* **Collected data**
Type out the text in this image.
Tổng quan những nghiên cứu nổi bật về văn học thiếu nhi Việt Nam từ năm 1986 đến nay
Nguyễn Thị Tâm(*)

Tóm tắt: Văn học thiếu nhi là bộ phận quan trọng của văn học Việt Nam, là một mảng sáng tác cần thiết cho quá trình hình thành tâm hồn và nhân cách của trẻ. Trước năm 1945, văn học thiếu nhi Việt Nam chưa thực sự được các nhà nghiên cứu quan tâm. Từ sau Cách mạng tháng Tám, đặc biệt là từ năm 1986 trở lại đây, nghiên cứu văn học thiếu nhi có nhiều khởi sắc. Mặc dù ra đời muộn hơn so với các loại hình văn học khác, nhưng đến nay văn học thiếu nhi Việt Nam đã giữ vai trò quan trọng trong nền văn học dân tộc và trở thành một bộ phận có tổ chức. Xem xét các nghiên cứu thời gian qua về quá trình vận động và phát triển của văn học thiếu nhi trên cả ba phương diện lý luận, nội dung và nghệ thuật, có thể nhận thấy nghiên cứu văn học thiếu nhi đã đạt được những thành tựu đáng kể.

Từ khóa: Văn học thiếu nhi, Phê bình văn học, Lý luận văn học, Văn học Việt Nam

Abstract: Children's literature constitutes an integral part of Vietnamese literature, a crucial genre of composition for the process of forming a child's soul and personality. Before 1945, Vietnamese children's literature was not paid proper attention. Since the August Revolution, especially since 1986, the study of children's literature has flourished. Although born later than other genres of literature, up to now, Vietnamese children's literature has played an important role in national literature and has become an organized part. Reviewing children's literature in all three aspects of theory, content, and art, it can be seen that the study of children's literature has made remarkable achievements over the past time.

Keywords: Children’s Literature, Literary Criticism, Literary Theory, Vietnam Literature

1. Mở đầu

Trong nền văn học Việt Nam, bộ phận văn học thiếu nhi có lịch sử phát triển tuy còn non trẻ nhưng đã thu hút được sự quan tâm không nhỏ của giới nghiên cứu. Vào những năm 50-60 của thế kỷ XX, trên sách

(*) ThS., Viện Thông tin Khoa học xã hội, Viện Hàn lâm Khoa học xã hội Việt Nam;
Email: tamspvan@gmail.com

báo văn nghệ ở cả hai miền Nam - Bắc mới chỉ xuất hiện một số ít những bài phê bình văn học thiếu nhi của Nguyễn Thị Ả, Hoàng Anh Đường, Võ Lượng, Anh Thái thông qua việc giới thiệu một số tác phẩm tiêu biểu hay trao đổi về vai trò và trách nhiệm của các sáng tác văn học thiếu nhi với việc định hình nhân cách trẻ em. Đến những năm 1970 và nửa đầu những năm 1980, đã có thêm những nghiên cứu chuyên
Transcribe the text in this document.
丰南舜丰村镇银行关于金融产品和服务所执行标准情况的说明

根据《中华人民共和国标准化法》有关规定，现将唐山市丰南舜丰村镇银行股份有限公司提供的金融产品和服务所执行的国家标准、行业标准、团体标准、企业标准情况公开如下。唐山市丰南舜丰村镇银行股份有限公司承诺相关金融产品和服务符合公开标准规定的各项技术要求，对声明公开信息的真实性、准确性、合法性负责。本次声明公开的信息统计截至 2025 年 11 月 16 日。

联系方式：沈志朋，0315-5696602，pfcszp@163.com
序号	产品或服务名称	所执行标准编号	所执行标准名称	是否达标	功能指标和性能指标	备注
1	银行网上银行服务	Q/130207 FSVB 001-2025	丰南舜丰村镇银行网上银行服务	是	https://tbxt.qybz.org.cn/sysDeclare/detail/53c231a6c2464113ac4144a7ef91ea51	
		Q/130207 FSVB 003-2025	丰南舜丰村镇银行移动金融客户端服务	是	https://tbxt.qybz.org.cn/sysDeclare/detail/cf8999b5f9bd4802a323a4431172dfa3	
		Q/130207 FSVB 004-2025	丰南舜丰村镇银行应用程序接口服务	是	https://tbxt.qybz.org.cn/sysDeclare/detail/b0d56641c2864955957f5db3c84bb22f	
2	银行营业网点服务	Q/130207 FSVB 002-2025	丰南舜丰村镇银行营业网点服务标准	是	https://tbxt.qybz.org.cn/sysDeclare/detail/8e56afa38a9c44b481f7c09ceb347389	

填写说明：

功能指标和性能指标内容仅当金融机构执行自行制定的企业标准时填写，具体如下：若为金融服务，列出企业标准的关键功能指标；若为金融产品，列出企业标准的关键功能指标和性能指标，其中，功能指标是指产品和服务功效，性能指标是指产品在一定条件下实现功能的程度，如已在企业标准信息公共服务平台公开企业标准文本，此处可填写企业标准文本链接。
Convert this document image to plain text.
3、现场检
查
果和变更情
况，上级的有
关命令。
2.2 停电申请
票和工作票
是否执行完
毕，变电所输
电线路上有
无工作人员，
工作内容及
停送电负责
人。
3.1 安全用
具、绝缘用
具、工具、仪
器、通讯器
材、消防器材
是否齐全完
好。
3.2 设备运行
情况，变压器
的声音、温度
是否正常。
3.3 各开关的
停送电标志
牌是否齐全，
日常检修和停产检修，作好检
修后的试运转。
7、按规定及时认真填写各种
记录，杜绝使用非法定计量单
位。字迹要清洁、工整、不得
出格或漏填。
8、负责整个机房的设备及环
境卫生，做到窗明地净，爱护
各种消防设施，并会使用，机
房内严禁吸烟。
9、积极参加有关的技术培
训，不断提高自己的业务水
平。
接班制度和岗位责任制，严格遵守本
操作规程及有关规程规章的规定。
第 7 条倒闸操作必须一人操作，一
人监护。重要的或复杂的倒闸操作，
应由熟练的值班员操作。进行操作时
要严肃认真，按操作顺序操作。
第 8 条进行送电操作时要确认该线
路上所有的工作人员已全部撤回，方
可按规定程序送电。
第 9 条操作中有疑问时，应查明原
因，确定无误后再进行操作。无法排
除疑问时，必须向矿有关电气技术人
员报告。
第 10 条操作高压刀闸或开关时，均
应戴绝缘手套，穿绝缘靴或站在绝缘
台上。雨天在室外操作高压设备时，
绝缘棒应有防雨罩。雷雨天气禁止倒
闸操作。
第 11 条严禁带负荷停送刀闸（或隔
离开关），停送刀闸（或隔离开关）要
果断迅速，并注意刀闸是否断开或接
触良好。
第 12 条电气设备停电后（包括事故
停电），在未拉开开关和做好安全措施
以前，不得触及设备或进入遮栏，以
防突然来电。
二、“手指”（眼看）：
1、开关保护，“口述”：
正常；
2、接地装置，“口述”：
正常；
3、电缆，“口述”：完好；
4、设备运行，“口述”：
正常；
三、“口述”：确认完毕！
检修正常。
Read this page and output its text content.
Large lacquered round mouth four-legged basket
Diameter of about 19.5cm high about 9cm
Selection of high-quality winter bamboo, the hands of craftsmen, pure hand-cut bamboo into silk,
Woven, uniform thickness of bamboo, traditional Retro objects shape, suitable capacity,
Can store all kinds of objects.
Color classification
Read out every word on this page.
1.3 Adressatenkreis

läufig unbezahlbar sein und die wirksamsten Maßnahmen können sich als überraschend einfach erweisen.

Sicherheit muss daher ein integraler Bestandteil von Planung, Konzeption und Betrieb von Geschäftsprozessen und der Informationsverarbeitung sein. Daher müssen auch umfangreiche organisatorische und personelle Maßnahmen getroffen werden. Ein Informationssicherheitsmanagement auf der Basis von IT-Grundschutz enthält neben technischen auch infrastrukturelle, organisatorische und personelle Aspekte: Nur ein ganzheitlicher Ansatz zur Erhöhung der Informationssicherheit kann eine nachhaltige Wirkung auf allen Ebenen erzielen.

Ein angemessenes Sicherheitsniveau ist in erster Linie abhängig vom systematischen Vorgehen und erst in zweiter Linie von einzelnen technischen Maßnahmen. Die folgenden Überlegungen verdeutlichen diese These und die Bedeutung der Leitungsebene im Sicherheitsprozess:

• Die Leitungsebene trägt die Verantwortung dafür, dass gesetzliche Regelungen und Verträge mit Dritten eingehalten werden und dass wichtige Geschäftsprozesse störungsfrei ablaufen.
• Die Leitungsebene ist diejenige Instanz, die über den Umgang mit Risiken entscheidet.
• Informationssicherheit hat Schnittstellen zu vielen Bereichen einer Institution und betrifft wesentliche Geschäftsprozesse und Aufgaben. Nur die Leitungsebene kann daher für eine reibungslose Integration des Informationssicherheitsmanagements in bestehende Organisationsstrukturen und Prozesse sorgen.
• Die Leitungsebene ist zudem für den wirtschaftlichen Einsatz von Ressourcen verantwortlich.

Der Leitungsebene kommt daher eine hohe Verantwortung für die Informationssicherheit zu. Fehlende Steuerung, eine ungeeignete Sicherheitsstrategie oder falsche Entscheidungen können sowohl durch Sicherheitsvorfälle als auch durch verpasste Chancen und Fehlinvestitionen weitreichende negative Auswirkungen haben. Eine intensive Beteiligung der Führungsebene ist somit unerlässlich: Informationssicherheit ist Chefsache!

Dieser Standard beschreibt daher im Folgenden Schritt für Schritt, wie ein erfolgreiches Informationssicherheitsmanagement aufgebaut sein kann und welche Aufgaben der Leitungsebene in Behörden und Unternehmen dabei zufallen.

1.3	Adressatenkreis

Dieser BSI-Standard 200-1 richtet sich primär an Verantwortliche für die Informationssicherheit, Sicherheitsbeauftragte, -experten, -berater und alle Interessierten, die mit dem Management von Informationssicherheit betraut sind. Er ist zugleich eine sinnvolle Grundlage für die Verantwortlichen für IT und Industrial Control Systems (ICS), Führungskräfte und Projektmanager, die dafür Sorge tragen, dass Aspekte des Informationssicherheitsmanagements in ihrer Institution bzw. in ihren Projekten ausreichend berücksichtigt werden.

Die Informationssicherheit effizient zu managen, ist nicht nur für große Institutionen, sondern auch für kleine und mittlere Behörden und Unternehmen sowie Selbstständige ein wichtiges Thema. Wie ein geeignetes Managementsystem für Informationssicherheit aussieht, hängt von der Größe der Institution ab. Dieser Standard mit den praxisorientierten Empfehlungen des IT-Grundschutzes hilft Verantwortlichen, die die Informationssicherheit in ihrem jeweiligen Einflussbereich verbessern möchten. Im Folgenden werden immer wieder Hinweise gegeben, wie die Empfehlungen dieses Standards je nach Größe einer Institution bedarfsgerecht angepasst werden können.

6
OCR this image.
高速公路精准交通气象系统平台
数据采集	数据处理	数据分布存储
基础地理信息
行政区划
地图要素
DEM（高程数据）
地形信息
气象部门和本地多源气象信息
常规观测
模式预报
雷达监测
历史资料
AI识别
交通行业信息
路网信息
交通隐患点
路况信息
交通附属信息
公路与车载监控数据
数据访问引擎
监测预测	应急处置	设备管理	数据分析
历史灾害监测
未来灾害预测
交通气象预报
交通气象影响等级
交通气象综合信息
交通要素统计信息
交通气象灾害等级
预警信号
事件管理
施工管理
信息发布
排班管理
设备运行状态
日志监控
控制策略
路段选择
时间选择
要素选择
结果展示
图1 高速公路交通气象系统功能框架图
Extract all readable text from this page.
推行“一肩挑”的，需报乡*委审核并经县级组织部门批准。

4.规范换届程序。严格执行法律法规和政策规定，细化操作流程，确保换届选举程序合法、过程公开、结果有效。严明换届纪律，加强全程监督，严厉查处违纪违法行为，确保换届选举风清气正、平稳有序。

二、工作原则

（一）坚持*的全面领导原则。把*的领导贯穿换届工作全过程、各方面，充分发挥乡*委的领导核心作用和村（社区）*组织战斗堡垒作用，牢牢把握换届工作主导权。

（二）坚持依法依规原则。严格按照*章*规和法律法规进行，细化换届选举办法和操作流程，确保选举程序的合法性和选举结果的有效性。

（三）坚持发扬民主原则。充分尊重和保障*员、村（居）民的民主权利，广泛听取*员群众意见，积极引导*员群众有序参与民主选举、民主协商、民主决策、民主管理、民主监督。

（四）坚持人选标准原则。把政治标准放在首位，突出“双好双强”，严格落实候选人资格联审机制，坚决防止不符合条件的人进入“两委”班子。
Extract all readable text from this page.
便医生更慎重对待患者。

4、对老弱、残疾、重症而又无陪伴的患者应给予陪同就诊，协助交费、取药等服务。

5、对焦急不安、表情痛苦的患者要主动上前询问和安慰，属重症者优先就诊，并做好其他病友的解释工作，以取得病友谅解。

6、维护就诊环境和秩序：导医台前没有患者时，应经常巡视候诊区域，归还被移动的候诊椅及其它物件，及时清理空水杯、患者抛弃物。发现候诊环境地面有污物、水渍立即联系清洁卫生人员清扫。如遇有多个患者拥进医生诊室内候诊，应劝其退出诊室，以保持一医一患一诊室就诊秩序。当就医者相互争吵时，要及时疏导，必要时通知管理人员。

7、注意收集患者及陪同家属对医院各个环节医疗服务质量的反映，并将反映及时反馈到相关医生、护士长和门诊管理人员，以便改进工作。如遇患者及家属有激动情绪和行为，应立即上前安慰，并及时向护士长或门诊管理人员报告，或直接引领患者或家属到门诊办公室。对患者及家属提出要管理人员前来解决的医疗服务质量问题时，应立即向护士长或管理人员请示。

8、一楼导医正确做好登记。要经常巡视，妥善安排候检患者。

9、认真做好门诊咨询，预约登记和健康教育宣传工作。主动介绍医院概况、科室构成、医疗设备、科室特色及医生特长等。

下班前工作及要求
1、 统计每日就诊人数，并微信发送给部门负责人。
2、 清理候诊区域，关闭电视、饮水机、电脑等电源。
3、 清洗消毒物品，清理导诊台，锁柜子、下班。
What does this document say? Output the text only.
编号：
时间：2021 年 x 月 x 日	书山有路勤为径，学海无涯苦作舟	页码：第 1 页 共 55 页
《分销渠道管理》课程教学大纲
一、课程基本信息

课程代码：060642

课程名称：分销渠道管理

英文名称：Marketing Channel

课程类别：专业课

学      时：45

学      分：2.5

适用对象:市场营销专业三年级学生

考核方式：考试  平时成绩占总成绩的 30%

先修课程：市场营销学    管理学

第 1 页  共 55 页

* **Written task**
Everything from the line that contains "What does this" through the end of the records must be duplicated exactly, and nothing outside that range.

* **Solution for this problem**
What does this document say? Output the text only.
编号：
时间：2021 年 x 月 x 日	书山有路勤为径，学海无涯苦作舟	页码：第 1 页 共 55 页
《分销渠道管理》课程教学大纲
一、课程基本信息

课程代码：060642

课程名称：分销渠道管理

英文名称：Marketing Channel

课程类别：专业课

学      时：45

学      分：2.5

适用对象:市场营销专业三年级学生

考核方式：考试  平时成绩占总成绩的 30%

先修课程：市场营销学    管理学

第 1 页  共 55 页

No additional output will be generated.